--- Start Extracted material ---

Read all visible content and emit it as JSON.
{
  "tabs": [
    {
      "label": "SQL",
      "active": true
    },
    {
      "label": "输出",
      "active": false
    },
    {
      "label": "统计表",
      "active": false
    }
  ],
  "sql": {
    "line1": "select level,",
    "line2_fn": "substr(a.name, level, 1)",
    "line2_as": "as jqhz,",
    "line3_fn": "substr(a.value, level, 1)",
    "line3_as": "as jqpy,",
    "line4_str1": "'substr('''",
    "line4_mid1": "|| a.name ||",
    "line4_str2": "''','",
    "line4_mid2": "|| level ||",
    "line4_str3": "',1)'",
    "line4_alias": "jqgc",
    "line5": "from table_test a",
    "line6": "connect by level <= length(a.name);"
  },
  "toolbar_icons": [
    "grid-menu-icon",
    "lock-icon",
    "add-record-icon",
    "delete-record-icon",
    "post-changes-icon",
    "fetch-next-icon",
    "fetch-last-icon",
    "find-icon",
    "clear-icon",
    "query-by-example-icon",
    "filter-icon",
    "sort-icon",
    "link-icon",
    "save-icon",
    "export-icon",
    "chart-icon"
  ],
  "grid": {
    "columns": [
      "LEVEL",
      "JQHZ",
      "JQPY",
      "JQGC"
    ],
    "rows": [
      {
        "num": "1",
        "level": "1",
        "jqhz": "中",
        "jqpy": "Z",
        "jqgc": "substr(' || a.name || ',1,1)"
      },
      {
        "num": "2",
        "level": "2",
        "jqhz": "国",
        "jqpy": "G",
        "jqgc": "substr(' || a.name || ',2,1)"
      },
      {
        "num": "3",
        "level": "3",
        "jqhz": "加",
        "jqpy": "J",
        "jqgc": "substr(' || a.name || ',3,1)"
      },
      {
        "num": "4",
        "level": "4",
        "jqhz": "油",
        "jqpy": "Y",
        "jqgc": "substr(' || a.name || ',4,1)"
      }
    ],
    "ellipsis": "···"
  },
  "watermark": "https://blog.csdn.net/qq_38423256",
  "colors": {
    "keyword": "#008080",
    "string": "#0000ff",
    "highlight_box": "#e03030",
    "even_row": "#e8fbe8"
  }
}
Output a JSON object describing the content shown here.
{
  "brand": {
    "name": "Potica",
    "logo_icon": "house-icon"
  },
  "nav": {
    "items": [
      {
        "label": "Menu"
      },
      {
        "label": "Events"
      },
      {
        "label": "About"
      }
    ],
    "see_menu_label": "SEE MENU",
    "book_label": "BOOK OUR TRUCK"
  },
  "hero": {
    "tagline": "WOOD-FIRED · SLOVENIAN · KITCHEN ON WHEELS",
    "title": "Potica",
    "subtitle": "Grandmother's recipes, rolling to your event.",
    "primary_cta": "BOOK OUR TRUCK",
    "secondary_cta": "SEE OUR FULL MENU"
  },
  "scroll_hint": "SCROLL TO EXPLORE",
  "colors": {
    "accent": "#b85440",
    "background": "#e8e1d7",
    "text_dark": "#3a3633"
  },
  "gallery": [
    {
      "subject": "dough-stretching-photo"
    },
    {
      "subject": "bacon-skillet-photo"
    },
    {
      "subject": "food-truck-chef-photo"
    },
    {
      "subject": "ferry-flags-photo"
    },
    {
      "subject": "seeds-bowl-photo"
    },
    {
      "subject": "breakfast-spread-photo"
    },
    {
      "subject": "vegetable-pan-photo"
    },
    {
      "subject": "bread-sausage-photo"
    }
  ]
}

--- End Extracted material ---

**Given task**
Your task is to output the full set of records exactly as presented.

**Answer to this problem**
Read all visible content and emit it as JSON.
{
  "tabs": [
    {
      "label": "SQL",
      "active": true
    },
    {
      "label": "输出",
      "active": false
    },
    {
      "label": "统计表",
      "active": false
    }
  ],
  "sql": {
    "line1": "select level,",
    "line2_fn": "substr(a.name, level, 1)",
    "line2_as": "as jqhz,",
    "line3_fn": "substr(a.value, level, 1)",
    "line3_as": "as jqpy,",
    "line4_str1": "'substr('''",
    "line4_mid1": "|| a.name ||",
    "line4_str2": "''','",
    "line4_mid2": "|| level ||",
    "line4_str3": "',1)'",
    "line4_alias": "jqgc",
    "line5": "from table_test a",
    "line6": "connect by level <= length(a.name);"
  },
  "toolbar_icons": [
    "grid-menu-icon",
    "lock-icon",
    "add-record-icon",
    "delete-record-icon",
    "post-changes-icon",
    "fetch-next-icon",
    "fetch-last-icon",
    "find-icon",
    "clear-icon",
    "query-by-example-icon",
    "filter-icon",
    "sort-icon",
    "link-icon",
    "save-icon",
    "export-icon",
    "chart-icon"
  ],
  "grid": {
    "columns": [
      "LEVEL",
      "JQHZ",
      "JQPY",
      "JQGC"
    ],
    "rows": [
      {
        "num": "1",
        "level": "1",
        "jqhz": "中",
        "jqpy": "Z",
        "jqgc": "substr(' || a.name || ',1,1)"
      },
      {
        "num": "2",
        "level": "2",
        "jqhz": "国",
        "jqpy": "G",
        "jqgc": "substr(' || a.name || ',2,1)"
      },
      {
        "num": "3",
        "level": "3",
        "jqhz": "加",
        "jqpy": "J",
        "jqgc": "substr(' || a.name || ',3,1)"
      },
      {
        "num": "4",
        "level": "4",
        "jqhz": "油",
        "jqpy": "Y",
        "jqgc": "substr(' || a.name || ',4,1)"
      }
    ],
    "ellipsis": "···"
  },
  "watermark": "https://blog.csdn.net/qq_38423256",
  "colors": {
    "keyword": "#008080",
    "string": "#0000ff",
    "highlight_box": "#e03030",
    "even_row": "#e8fbe8"
  }
}
Output a JSON object describing the content shown here.
{
  "brand": {
    "name": "Potica",
    "logo_icon": "house-icon"
  },
  "nav": {
    "items": [
      {
        "label": "Menu"
      },
      {
        "label": "Events"
      },
      {
        "label": "About"
      }
    ],
    "see_menu_label": "SEE MENU",
    "book_label": "BOOK OUR TRUCK"
  },
  "hero": {
    "tagline": "WOOD-FIRED · SLOVENIAN · KITCHEN ON WHEELS",
    "title": "Potica",
    "subtitle": "Grandmother's recipes, rolling to your event.",
    "primary_cta": "BOOK OUR TRUCK",
    "secondary_cta": "SEE OUR FULL MENU"
  },
  "scroll_hint": "SCROLL TO EXPLORE",
  "colors": {
    "accent": "#b85440",
    "background": "#e8e1d7",
    "text_dark": "#3a3633"
  },
  "gallery": [
    {
      "subject": "dough-stretching-photo"
    },
    {
      "subject": "bacon-skillet-photo"
    },
    {
      "subject": "food-truck-chef-photo"
    },
    {
      "subject": "ferry-flags-photo"
    },
    {
      "subject": "seeds-bowl-photo"
    },
    {
      "subject": "breakfast-spread-photo"
    },
    {
      "subject": "vegetable-pan-photo"
    },
    {
      "subject": "bread-sausage-photo"
    }
  ]
}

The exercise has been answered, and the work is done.